+++ STORED ROWS

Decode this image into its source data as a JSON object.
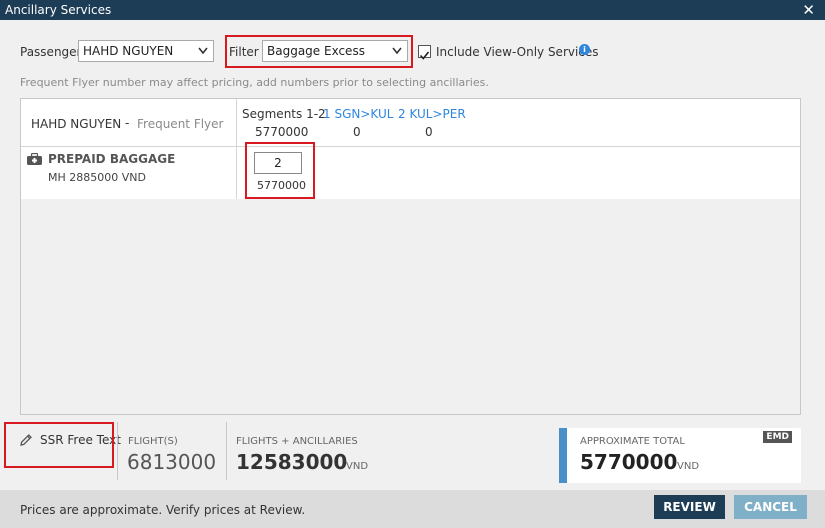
{
  "window": {
    "title": "Ancillary Services"
  },
  "toolbar": {
    "passenger_label": "Passenger",
    "passenger_value": "HAHD NGUYEN",
    "filter_label": "Filter",
    "filter_value": "Baggage Excess",
    "include_view_only_label": "Include View-Only Services",
    "include_view_only_checked": true
  },
  "note": "Frequent Flyer number may affect pricing, add numbers prior to selecting ancillaries.",
  "grid": {
    "passenger_name": "HAHD NGUYEN",
    "dash": "-",
    "frequent_flyer_label": "Frequent Flyer",
    "segments": [
      {
        "label": "Segments 1-2",
        "value": "5770000"
      },
      {
        "label": "1 SGN>KUL",
        "value": "0"
      },
      {
        "label": "2 KUL>PER",
        "value": "0"
      }
    ],
    "service": {
      "name": "PREPAID BAGGAGE",
      "price": "MH  2885000 VND",
      "quantity": "2",
      "quantity_price": "5770000"
    }
  },
  "footer": {
    "ssr_label": "SSR Free Text",
    "flights_label": "FLIGHT(S)",
    "flights_value": "6813000",
    "flights_anc_label": "FLIGHTS + ANCILLARIES",
    "flights_anc_value": "12583000",
    "flights_anc_unit": "VND",
    "approx_total_label": "APPROXIMATE TOTAL",
    "approx_total_value": "5770000",
    "approx_total_unit": "VND",
    "emd_badge": "EMD"
  },
  "status": {
    "text": "Prices are approximate. Verify prices at Review.",
    "review_label": "REVIEW",
    "cancel_label": "CANCEL"
  },
  "colors": {
    "titlebar": "#1d3c56",
    "highlight": "#d71920",
    "link": "#2e86de",
    "total_accent": "#4a90c8"
  }
}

++++++

### EXERCISE INSTRUCTIONS:
Count each line of the entries that holds the word "NGUYEN", then state the total and nothing more.

### WRITTEN RESPONSE:
2